• **Problem statement**: Transcribe every entry word for word. Skip the pictures.

• **Supplied information**:
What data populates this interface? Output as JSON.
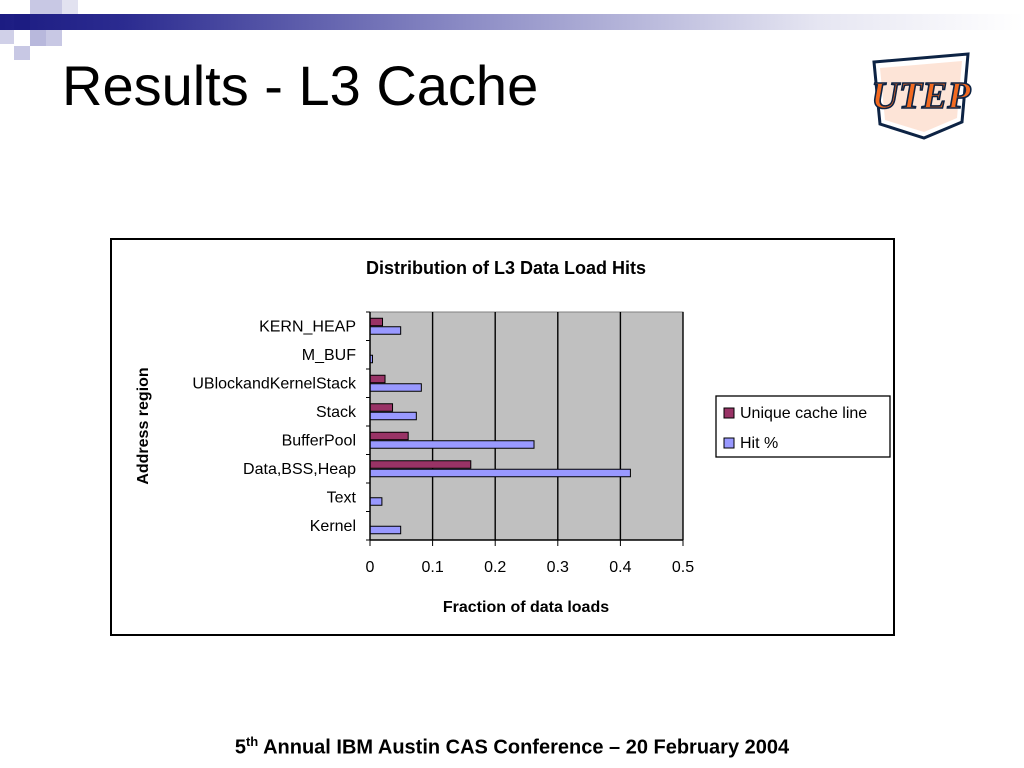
{
  "slide": {
    "title": "Results - L3 Cache",
    "footer": {
      "ordinal_number": "5",
      "ordinal_suffix": "th",
      "text": " Annual IBM Austin CAS Conference – 20 February 2004"
    },
    "logo_text": "UTEP",
    "colors": {
      "banner_dark": "#1c1c82",
      "banner_light": "#a9a9d6",
      "logo_orange": "#f26a21",
      "logo_navy": "#0d2344"
    }
  },
  "chart_data": {
    "type": "bar",
    "orientation": "horizontal",
    "title": "Distribution of L3 Data Load Hits",
    "xlabel": "Fraction of data loads",
    "ylabel": "Address region",
    "categories": [
      "KERN_HEAP",
      "M_BUF",
      "UBlockandKernelStack",
      "Stack",
      "BufferPool",
      "Data,BSS,Heap",
      "Text",
      "Kernel"
    ],
    "series": [
      {
        "name": "Unique cache line",
        "color": "#993366",
        "values": [
          0.02,
          0.0,
          0.024,
          0.036,
          0.061,
          0.161,
          0.0,
          0.0
        ]
      },
      {
        "name": "Hit %",
        "color": "#9999ff",
        "values": [
          0.049,
          0.004,
          0.082,
          0.074,
          0.262,
          0.416,
          0.019,
          0.049
        ]
      }
    ],
    "xlim": [
      0,
      0.5
    ],
    "xticks": [
      "0",
      "0.1",
      "0.2",
      "0.3",
      "0.4",
      "0.5"
    ],
    "xtick_values": [
      0,
      0.1,
      0.2,
      0.3,
      0.4,
      0.5
    ],
    "grid": true,
    "plot_background": "#c0c0c0",
    "legend_position": "right"
  }
}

• **Written answer**:
What data populates this interface? Output as JSON.
{
  "slide": {
    "title": "Results - L3 Cache",
    "footer": {
      "ordinal_number": "5",
      "ordinal_suffix": "th",
      "text": " Annual IBM Austin CAS Conference – 20 February 2004"
    },
    "logo_text": "UTEP",
    "colors": {
      "banner_dark": "#1c1c82",
      "banner_light": "#a9a9d6",
      "logo_orange": "#f26a21",
      "logo_navy": "#0d2344"
    }
  },
  "chart_data": {
    "type": "bar",
    "orientation": "horizontal",
    "title": "Distribution of L3 Data Load Hits",
    "xlabel": "Fraction of data loads",
    "ylabel": "Address region",
    "categories": [
      "KERN_HEAP",
      "M_BUF",
      "UBlockandKernelStack",
      "Stack",
      "BufferPool",
      "Data,BSS,Heap",
      "Text",
      "Kernel"
    ],
    "series": [
      {
        "name": "Unique cache line",
        "color": "#993366",
        "values": [
          0.02,
          0.0,
          0.024,
          0.036,
          0.061,
          0.161,
          0.0,
          0.0
        ]
      },
      {
        "name": "Hit %",
        "color": "#9999ff",
        "values": [
          0.049,
          0.004,
          0.082,
          0.074,
          0.262,
          0.416,
          0.019,
          0.049
        ]
      }
    ],
    "xlim": [
      0,
      0.5
    ],
    "xticks": [
      "0",
      "0.1",
      "0.2",
      "0.3",
      "0.4",
      "0.5"
    ],
    "xtick_values": [
      0,
      0.1,
      0.2,
      0.3,
      0.4,
      0.5
    ],
    "grid": true,
    "plot_background": "#c0c0c0",
    "legend_position": "right"
  }
}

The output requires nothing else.